* Begin Information shown *

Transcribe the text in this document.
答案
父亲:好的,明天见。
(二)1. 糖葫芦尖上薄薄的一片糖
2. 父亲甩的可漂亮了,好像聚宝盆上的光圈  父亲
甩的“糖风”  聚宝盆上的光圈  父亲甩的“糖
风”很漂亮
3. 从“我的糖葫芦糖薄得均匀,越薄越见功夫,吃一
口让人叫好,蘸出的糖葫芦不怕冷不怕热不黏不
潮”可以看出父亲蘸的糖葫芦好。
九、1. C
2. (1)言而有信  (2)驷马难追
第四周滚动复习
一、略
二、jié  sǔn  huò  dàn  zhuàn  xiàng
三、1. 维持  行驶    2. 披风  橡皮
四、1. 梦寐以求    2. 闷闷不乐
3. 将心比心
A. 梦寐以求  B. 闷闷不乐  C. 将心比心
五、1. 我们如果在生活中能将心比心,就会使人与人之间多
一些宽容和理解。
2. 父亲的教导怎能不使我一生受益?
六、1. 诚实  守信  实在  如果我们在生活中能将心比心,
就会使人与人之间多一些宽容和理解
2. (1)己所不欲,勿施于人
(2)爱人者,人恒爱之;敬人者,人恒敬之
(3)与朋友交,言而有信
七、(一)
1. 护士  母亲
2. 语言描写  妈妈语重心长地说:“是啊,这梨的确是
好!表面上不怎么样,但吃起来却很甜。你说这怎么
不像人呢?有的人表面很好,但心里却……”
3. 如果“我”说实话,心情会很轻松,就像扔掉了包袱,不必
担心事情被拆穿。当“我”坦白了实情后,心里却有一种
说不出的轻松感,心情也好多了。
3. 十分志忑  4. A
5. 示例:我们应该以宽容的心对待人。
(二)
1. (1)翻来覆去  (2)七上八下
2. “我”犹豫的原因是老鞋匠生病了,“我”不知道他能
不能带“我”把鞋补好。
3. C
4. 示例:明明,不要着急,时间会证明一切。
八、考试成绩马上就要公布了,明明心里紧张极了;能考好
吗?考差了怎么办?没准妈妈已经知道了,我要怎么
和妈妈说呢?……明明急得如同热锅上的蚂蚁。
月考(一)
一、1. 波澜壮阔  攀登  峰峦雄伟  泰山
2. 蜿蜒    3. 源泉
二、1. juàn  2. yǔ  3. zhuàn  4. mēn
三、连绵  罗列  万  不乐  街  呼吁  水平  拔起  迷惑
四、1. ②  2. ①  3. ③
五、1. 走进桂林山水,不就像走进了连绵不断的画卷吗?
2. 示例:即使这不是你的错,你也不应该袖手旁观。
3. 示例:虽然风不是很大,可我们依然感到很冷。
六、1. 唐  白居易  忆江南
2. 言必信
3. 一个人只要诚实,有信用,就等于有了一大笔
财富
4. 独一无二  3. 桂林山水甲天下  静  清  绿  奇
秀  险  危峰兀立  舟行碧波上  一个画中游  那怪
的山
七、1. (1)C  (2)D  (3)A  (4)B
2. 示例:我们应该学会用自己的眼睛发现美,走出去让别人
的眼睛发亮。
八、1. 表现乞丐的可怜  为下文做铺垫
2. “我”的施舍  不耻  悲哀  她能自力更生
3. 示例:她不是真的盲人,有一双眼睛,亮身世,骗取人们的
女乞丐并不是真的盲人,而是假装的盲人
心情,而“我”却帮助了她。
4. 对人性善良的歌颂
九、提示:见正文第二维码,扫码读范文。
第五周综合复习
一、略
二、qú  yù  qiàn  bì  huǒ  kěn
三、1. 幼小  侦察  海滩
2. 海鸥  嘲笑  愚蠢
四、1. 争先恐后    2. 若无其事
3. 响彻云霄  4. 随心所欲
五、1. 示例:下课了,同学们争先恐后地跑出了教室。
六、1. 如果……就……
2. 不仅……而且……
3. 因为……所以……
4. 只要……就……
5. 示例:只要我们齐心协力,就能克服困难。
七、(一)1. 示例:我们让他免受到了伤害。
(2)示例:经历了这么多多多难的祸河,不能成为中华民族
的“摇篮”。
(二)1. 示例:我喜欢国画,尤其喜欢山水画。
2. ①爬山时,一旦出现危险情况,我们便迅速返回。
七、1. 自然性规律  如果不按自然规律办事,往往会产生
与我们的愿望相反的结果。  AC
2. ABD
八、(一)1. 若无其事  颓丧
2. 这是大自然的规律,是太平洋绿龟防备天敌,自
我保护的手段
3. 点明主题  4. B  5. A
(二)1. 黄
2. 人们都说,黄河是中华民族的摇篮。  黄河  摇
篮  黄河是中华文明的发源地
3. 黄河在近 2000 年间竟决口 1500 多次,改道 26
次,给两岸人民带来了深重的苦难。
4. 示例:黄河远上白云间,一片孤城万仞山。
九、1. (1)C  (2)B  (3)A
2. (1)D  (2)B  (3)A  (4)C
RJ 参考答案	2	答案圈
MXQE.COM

* End Information shown *

Given exercise:
Output every entry shown above, exactly.

Problem solution:
Transcribe the text in this document.
答案
父亲:好的,明天见。
(二)1. 糖葫芦尖上薄薄的一片糖
2. 父亲甩的可漂亮了,好像聚宝盆上的光圈  父亲
甩的“糖风”  聚宝盆上的光圈  父亲甩的“糖
风”很漂亮
3. 从“我的糖葫芦糖薄得均匀,越薄越见功夫,吃一
口让人叫好,蘸出的糖葫芦不怕冷不怕热不黏不
潮”可以看出父亲蘸的糖葫芦好。
九、1. C
2. (1)言而有信  (2)驷马难追
第四周滚动复习
一、略
二、jié  sǔn  huò  dàn  zhuàn  xiàng
三、1. 维持  行驶    2. 披风  橡皮
四、1. 梦寐以求    2. 闷闷不乐
3. 将心比心
A. 梦寐以求  B. 闷闷不乐  C. 将心比心
五、1. 我们如果在生活中能将心比心,就会使人与人之间多
一些宽容和理解。
2. 父亲的教导怎能不使我一生受益?
六、1. 诚实  守信  实在  如果我们在生活中能将心比心,
就会使人与人之间多一些宽容和理解
2. (1)己所不欲,勿施于人
(2)爱人者,人恒爱之;敬人者,人恒敬之
(3)与朋友交,言而有信
七、(一)
1. 护士  母亲
2. 语言描写  妈妈语重心长地说:“是啊,这梨的确是
好!表面上不怎么样,但吃起来却很甜。你说这怎么
不像人呢?有的人表面很好,但心里却……”
3. 如果“我”说实话,心情会很轻松,就像扔掉了包袱,不必
担心事情被拆穿。当“我”坦白了实情后,心里却有一种
说不出的轻松感,心情也好多了。
3. 十分志忑  4. A
5. 示例:我们应该以宽容的心对待人。
(二)
1. (1)翻来覆去  (2)七上八下
2. “我”犹豫的原因是老鞋匠生病了,“我”不知道他能
不能带“我”把鞋补好。
3. C
4. 示例:明明,不要着急,时间会证明一切。
八、考试成绩马上就要公布了,明明心里紧张极了;能考好
吗?考差了怎么办?没准妈妈已经知道了,我要怎么
和妈妈说呢?……明明急得如同热锅上的蚂蚁。
月考(一)
一、1. 波澜壮阔  攀登  峰峦雄伟  泰山
2. 蜿蜒    3. 源泉
二、1. juàn  2. yǔ  3. zhuàn  4. mēn
三、连绵  罗列  万  不乐  街  呼吁  水平  拔起  迷惑
四、1. ②  2. ①  3. ③
五、1. 走进桂林山水,不就像走进了连绵不断的画卷吗?
2. 示例:即使这不是你的错,你也不应该袖手旁观。
3. 示例:虽然风不是很大,可我们依然感到很冷。
六、1. 唐  白居易  忆江南
2. 言必信
3. 一个人只要诚实,有信用,就等于有了一大笔
财富
4. 独一无二  3. 桂林山水甲天下  静  清  绿  奇
秀  险  危峰兀立  舟行碧波上  一个画中游  那怪
的山
七、1. (1)C  (2)D  (3)A  (4)B
2. 示例:我们应该学会用自己的眼睛发现美,走出去让别人
的眼睛发亮。
八、1. 表现乞丐的可怜  为下文做铺垫
2. “我”的施舍  不耻  悲哀  她能自力更生
3. 示例:她不是真的盲人,有一双眼睛,亮身世,骗取人们的
女乞丐并不是真的盲人,而是假装的盲人
心情,而“我”却帮助了她。
4. 对人性善良的歌颂
九、提示:见正文第二维码,扫码读范文。
第五周综合复习
一、略
二、qú  yù  qiàn  bì  huǒ  kěn
三、1. 幼小  侦察  海滩
2. 海鸥  嘲笑  愚蠢
四、1. 争先恐后    2. 若无其事
3. 响彻云霄  4. 随心所欲
五、1. 示例:下课了,同学们争先恐后地跑出了教室。
六、1. 如果……就……
2. 不仅……而且……
3. 因为……所以……
4. 只要……就……
5. 示例:只要我们齐心协力,就能克服困难。
七、(一)1. 示例:我们让他免受到了伤害。
(2)示例:经历了这么多多多难的祸河,不能成为中华民族
的“摇篮”。
(二)1. 示例:我喜欢国画,尤其喜欢山水画。
2. ①爬山时,一旦出现危险情况,我们便迅速返回。
七、1. 自然性规律  如果不按自然规律办事,往往会产生
与我们的愿望相反的结果。  AC
2. ABD
八、(一)1. 若无其事  颓丧
2. 这是大自然的规律,是太平洋绿龟防备天敌,自
我保护的手段
3. 点明主题  4. B  5. A
(二)1. 黄
2. 人们都说,黄河是中华民族的摇篮。  黄河  摇
篮  黄河是中华文明的发源地
3. 黄河在近 2000 年间竟决口 1500 多次,改道 26
次,给两岸人民带来了深重的苦难。
4. 示例:黄河远上白云间,一片孤城万仞山。
九、1. (1)C  (2)B  (3)A
2. (1)D  (2)B  (3)A  (4)C
RJ 参考答案	2	答案圈
MXQE.COM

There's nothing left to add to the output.